**WRITTEN INSTRUCTION**. Copy each line that has the string "Jesus" somewhere in it.

**ROWS**.
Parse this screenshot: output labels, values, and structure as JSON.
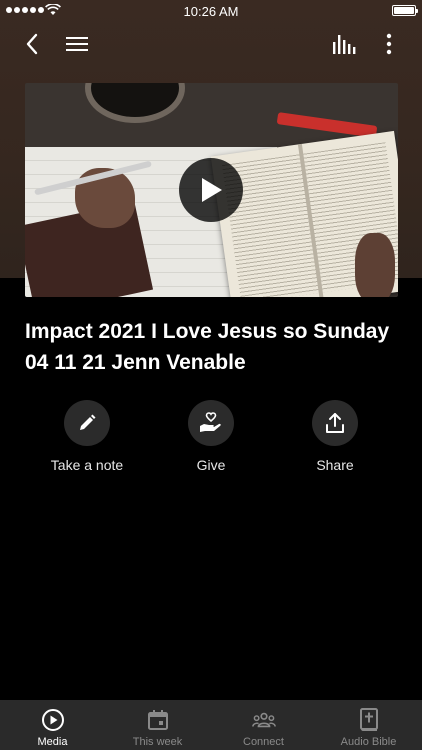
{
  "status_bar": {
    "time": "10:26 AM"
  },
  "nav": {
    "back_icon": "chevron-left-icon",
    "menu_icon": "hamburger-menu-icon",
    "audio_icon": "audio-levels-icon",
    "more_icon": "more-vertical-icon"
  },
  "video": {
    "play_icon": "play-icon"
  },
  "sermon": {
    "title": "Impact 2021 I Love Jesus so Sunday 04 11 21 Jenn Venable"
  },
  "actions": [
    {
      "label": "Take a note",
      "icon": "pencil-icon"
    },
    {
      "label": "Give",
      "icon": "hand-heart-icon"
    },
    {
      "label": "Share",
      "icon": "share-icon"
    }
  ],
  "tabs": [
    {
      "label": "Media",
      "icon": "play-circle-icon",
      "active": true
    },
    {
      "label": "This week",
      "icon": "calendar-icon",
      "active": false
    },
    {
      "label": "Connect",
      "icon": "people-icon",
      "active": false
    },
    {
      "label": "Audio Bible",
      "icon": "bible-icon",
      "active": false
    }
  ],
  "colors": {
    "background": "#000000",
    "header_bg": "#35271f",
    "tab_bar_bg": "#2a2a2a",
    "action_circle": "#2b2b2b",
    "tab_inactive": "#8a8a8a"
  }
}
* * *
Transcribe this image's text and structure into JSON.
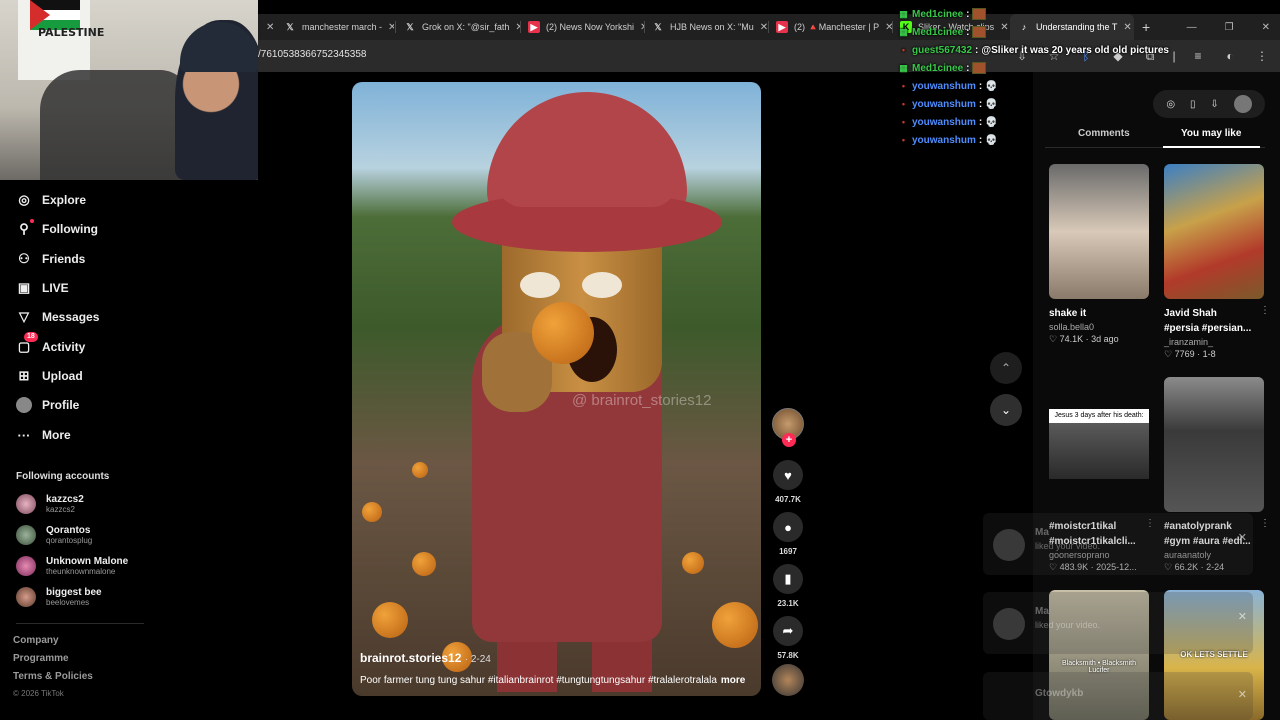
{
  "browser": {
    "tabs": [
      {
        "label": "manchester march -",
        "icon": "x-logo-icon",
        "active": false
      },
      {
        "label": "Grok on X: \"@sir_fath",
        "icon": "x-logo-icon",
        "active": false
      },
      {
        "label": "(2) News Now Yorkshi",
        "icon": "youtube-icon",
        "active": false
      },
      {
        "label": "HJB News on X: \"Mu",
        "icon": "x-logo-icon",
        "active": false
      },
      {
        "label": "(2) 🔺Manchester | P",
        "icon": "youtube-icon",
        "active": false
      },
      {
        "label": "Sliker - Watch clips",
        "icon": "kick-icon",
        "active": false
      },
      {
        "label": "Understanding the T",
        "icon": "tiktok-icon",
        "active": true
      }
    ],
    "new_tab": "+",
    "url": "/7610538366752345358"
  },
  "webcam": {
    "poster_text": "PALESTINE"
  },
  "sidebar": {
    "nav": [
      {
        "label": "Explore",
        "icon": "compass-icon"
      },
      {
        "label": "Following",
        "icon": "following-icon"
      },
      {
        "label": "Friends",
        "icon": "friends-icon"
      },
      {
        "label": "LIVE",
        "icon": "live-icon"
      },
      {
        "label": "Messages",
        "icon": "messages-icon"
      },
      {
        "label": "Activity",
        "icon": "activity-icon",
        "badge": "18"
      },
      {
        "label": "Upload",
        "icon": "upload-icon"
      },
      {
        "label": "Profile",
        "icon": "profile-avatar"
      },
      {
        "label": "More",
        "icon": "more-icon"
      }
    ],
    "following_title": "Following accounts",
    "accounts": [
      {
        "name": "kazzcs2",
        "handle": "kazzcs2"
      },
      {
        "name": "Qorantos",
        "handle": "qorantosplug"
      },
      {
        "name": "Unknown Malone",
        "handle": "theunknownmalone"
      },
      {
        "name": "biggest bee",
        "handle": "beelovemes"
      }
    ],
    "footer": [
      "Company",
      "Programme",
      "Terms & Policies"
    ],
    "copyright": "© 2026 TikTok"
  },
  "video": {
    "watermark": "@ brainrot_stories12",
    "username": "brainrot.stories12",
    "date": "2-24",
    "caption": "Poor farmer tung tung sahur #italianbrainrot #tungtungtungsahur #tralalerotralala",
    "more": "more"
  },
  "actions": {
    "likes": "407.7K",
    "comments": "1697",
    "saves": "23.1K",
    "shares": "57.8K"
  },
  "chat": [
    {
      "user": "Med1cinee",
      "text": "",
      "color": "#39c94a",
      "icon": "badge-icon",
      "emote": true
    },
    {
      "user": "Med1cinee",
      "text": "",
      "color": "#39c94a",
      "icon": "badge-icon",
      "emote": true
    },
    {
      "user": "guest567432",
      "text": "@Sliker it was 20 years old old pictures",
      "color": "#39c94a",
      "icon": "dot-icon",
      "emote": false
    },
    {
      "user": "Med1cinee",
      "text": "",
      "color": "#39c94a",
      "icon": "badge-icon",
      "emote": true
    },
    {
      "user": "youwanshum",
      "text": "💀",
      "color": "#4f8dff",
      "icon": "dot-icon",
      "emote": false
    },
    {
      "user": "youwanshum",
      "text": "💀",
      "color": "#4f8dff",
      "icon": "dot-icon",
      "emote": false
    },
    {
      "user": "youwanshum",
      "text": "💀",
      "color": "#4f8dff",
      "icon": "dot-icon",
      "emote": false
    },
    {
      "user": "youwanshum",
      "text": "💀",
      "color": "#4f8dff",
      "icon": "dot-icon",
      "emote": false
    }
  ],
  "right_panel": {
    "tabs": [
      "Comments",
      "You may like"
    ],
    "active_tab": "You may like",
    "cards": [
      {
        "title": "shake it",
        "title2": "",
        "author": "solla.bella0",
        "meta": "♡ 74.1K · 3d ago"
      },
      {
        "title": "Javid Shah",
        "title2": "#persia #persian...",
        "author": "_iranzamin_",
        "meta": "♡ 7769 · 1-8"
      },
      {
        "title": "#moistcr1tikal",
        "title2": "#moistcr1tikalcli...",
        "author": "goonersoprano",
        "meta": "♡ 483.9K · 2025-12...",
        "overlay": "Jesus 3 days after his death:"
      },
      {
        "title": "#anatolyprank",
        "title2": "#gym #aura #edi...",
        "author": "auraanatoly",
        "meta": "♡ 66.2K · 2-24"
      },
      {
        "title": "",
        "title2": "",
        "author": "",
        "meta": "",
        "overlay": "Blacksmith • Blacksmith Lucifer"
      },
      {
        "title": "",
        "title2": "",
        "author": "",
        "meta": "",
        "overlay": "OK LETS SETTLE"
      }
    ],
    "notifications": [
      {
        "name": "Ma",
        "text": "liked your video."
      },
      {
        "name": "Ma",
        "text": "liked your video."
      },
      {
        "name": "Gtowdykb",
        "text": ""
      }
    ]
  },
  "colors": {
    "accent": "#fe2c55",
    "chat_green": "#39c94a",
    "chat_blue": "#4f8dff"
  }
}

**THE RESPONSE**.
    "title": "Impact 2021 I Love Jesus so Sunday 04 11 21 Jenn Venable"
        "overlay": "Jesus 3 days after his death:"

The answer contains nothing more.